DOCUMENT PASSAGE:
When started with the option --journal-hot-copy enable, an SM will retain each journal files on disk until it is journal hot copied into a backup set.
This means that unless journal hot copy is executed periodically, an SM running with --journal-hot-copy enable could exhaust free disk space on the journal device. To avoid this situation, run journal hot copy periodically. You may need to monitor the size of your journal directory on each SM to understand the necessary frequency for journal hot copy based on your application workload.
To request a journal hot copy specify type journal when executing the hot copy and specify an existing backupSetDirectory. The backupSetDirectory does not need to contain a completed full hot copy; i.e., the full hot copy may be in progress when the journal hot copy is executed.
|You must use the most-recently created backup set when initiating journal hot copy.|
Transactions from journal hot copies in a backup set must be restored into a new archive in order to use them to start an SM. Restore using journal hot copies is a two-step process. First, identify a transaction of interest in a backup set by its timestamp using the --report-timestamps option of NuoDB Archive. Then, restore that transaction by passing the transaction id to the --restore-snapshot option and the empty or non-existent directory where the archive should be restored to the --restore-dir option of NuoDB Check. This will extract the transaction specified by --restore-snapshot into the directory specified by --restore-dir. Only committed transactions can be restored.

RECORDS PROVIDED:
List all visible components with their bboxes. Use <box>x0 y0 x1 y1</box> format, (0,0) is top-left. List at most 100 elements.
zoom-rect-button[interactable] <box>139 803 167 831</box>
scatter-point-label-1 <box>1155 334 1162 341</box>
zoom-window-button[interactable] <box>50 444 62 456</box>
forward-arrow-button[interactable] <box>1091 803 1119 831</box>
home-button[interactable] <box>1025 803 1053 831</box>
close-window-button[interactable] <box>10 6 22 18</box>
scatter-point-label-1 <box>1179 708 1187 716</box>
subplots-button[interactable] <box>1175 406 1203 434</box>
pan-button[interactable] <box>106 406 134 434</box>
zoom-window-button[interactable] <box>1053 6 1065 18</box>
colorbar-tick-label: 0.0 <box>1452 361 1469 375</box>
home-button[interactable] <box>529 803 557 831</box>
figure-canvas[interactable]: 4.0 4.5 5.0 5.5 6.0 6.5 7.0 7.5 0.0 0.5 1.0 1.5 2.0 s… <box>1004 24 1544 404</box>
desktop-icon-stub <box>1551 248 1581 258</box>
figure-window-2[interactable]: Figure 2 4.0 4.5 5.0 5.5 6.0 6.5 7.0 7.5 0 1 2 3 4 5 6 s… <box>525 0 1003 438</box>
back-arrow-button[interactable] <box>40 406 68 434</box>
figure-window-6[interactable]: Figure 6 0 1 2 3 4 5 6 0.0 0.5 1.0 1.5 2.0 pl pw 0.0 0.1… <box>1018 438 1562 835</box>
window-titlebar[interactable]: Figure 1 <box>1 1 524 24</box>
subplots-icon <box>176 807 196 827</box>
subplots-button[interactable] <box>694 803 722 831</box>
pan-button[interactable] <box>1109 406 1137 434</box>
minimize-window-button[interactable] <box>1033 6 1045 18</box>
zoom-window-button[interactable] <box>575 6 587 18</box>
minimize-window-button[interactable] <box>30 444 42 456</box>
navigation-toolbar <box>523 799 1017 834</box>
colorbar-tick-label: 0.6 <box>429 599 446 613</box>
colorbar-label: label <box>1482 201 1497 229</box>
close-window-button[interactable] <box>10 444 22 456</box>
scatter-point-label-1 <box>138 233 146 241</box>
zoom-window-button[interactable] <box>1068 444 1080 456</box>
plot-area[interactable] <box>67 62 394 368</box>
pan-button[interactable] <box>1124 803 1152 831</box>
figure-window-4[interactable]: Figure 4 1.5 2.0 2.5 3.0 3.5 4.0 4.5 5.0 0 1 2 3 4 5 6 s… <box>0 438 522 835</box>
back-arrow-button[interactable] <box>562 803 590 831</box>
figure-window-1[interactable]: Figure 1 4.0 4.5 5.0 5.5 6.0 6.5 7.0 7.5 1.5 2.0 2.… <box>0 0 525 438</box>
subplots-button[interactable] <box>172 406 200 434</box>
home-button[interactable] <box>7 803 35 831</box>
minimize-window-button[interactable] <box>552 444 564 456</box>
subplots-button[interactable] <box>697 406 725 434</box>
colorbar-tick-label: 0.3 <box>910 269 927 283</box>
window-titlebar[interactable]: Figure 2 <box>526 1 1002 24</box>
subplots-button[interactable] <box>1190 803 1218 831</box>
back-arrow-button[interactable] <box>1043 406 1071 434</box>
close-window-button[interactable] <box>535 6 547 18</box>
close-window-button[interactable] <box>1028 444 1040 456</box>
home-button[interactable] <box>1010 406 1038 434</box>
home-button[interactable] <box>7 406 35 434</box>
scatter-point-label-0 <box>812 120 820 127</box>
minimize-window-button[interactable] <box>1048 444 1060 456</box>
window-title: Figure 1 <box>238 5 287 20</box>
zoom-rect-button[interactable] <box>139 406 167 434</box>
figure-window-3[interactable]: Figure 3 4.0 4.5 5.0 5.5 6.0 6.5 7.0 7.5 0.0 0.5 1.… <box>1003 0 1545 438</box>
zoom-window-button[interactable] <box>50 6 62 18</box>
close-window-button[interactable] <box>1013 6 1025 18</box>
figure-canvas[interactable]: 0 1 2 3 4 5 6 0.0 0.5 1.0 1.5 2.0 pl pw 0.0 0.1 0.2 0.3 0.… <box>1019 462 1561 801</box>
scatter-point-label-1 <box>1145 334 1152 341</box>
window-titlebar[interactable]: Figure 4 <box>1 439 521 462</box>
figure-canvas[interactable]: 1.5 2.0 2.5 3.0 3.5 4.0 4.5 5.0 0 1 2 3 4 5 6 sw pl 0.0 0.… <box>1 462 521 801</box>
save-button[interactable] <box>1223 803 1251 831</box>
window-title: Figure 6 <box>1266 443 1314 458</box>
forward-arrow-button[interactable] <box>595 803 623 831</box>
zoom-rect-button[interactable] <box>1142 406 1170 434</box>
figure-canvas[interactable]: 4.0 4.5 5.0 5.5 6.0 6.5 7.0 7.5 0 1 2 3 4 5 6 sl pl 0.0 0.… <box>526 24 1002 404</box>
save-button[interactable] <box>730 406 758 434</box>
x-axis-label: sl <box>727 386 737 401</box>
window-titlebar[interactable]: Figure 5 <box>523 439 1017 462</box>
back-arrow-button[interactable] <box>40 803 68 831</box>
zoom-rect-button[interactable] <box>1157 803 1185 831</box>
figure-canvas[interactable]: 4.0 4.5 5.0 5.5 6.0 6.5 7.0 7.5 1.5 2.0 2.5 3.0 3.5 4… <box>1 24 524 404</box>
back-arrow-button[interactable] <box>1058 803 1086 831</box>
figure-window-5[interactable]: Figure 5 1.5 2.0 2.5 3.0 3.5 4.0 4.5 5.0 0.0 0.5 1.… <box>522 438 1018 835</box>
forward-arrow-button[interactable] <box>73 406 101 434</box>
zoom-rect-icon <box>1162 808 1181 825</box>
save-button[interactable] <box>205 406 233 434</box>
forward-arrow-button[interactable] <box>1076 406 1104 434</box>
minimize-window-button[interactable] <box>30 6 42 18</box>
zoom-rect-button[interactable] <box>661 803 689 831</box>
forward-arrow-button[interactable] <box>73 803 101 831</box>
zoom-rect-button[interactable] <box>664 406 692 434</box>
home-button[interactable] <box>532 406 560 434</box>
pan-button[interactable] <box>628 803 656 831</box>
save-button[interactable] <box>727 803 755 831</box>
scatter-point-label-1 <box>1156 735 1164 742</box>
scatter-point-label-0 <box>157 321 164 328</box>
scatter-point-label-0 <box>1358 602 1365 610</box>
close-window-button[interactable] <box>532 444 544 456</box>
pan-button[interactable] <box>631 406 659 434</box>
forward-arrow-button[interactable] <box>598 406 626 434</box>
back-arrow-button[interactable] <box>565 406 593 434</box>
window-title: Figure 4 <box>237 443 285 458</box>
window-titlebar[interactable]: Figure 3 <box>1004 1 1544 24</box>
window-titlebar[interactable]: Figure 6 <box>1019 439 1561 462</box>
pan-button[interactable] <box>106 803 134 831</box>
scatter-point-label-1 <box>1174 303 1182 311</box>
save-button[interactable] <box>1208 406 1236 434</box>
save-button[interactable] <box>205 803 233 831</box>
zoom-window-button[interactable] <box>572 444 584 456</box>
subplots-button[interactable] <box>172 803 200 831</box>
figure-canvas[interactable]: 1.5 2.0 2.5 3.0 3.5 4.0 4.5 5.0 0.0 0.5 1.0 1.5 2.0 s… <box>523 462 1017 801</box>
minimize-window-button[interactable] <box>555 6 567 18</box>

WORK INSTRUCTION A:
Answer these questions from the text on journal hot copy, one line each:
(i) What does an SM started with --journal-hot-copy enable keep on disk until it is journal hot copied into a backup set?
(ii) Which backup set must be used when starting a journal hot copy?
(iii) Which option of NuoDB Check is given the directory where the archive should be restored?
WORK INSTRUCTION B: Write the next part of the text on journal hot copy, picking up after its last sentence.
The items play no part in this.

RESPONSE AREA A:
(i) Its journal files.
(ii) The most-recently created backup set.
(iii) --restore-dir.

RESPONSE AREA B:
|In addition to finding points in time to restore post hoc via --report-timestamps, a database administrator or application may make note of transaction ids of interest and save them for later (e.g., in a database table). For example, during an important transaction like an ETL prior to commit, the transaction might be extracted via gettransactionid() and saved in case it is needed later for point-in-time restore.|
Restoring a transaction will restore the effects of that transaction and the effects of all transactions visible to it at the time it executed on a TE (its dependencies).
There is no option to restore all transactions in a journal hot copy in a backup set. You must select a transaction to restore by its transaction id.
Applying journal files during restore can be expensive. When a backup set contains both journal hot copies and incremental hot copies, restore will only apply journal files that were hot copied after the latest incremental hot copy that was hot copied before the transaction being restored. This minimizes restore time.
|It is important to take periodic incremental hot copies, or else to start new backup sets periodically with full hot copy. Otherwise the latency of point-in-time restore may become large.|
Before journal hot copy can be executed, a backup set must exist. However, the full hot copy invoked to create that backup set does not have to have finished.
As for incremental hot copy, we’ll create a backup set first using full hot copy.
nuocmd hotcopy database --db-name test --type full --default-backup-dir /tmp/hotcopy/2017-12-18 --timeout 60
To produce an interesting journal hot copy, we’ll perform three inserts using autocommit into an empty table with a single integer column that was already created prior to the creation of the full hot copy.
SQL> insert into foo values(1); SQL> insert into foo values(2); SQL> insert into foo values(3);
Perform a type journal hot copy into the latest backup set.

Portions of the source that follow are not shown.